Find the lines that include the string "people" and report how many there are. Give no other text.

*Data in this exercise*.
++++++

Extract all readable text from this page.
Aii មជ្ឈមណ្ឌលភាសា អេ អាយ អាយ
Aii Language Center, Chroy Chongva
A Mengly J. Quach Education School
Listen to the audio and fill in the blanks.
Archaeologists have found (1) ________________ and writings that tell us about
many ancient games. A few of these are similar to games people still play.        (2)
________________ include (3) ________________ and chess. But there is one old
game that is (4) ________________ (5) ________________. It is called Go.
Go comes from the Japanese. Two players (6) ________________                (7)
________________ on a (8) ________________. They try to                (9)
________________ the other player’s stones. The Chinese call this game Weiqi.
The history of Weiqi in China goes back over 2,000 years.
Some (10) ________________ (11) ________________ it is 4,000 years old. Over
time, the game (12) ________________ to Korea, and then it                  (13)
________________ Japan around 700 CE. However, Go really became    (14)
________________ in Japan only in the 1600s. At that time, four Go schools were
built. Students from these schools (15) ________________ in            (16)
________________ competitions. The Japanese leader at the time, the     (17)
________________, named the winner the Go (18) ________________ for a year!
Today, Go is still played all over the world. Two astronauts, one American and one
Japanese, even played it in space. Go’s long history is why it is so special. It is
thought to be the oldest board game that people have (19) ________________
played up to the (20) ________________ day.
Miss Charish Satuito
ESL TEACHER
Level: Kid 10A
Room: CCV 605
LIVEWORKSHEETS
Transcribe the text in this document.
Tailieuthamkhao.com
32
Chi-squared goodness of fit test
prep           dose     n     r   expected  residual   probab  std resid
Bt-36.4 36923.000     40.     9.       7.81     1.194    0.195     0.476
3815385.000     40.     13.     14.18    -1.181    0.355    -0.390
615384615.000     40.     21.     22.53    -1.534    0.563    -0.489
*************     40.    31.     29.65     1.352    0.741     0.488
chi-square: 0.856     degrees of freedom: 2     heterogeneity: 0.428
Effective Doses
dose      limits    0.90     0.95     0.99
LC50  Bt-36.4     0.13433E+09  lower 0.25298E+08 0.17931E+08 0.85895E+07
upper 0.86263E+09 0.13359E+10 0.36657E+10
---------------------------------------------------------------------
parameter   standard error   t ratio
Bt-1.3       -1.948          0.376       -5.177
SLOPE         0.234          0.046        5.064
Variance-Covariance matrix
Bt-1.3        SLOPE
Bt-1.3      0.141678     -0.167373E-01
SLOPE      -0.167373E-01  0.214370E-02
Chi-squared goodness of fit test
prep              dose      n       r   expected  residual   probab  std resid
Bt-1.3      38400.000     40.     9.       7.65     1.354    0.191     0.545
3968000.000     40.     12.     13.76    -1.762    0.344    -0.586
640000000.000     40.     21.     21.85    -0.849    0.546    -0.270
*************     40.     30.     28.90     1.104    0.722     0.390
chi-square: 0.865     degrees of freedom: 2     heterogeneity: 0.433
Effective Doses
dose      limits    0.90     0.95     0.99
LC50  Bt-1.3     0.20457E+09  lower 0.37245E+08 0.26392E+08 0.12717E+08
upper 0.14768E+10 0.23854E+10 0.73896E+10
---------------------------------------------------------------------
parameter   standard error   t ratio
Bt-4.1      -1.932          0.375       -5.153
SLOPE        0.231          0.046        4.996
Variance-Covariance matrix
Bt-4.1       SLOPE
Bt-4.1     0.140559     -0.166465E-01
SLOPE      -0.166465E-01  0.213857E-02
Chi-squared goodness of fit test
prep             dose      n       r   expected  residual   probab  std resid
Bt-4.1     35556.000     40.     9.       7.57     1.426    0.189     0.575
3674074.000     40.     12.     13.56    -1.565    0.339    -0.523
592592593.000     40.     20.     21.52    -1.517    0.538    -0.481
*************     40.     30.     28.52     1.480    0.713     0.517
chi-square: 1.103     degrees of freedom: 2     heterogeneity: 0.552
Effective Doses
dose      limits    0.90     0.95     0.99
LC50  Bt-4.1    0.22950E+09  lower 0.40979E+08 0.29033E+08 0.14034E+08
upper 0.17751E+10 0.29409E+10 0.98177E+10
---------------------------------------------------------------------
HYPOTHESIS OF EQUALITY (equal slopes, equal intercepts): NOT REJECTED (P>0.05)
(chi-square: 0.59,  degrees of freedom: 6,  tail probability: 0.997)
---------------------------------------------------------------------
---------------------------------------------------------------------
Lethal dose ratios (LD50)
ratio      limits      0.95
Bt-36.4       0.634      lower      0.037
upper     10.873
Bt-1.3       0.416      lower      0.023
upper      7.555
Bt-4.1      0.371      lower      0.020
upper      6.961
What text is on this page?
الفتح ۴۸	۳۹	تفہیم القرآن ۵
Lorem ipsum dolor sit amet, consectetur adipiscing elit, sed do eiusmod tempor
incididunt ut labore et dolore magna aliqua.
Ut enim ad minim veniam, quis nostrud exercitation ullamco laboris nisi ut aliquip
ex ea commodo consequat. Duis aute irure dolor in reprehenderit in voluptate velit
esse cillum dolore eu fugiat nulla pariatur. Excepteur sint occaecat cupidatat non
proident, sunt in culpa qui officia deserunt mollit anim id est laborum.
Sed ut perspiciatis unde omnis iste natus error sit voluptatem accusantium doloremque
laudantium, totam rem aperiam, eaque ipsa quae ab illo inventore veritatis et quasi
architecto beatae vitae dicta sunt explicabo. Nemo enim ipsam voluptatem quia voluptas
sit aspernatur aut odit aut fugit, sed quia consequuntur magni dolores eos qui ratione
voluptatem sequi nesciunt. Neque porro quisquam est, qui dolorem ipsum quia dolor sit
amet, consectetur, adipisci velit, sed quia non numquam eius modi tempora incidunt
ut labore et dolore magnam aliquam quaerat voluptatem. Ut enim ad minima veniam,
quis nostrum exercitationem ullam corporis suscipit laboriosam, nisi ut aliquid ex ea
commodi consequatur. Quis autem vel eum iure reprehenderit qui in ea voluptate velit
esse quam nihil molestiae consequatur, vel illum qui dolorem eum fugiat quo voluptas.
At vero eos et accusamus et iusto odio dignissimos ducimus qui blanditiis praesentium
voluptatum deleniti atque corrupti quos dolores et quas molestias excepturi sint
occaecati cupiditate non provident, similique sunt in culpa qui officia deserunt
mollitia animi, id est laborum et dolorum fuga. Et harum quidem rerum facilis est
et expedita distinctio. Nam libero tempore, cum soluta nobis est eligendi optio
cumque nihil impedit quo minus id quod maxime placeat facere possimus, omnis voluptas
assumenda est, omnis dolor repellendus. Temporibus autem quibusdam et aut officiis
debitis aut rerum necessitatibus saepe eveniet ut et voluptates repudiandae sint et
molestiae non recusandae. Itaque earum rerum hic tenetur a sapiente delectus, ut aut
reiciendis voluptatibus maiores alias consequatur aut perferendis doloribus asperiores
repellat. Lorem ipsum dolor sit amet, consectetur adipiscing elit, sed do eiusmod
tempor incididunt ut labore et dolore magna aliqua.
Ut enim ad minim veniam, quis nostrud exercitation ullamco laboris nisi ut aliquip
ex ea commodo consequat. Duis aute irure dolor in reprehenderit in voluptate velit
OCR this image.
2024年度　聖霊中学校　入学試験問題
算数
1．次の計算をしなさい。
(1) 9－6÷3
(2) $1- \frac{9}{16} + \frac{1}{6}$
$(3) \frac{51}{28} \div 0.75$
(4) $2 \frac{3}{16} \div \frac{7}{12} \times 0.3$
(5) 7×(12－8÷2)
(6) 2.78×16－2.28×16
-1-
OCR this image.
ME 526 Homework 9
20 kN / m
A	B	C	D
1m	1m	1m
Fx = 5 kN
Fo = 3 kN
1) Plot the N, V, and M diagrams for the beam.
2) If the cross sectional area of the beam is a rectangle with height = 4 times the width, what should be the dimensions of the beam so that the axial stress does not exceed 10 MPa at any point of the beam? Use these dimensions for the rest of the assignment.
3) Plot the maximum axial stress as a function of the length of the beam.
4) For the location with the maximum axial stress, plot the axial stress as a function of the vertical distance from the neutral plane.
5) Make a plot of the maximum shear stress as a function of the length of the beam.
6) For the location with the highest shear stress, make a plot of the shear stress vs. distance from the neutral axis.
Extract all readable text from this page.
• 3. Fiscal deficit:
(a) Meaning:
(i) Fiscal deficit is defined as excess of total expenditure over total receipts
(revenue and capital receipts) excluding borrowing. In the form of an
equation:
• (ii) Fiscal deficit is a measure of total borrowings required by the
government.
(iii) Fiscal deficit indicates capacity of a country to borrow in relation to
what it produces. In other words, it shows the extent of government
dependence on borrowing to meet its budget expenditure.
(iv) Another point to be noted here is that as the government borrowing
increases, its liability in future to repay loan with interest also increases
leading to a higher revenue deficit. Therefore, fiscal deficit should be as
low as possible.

++++++

*Answer to the exercise*.
2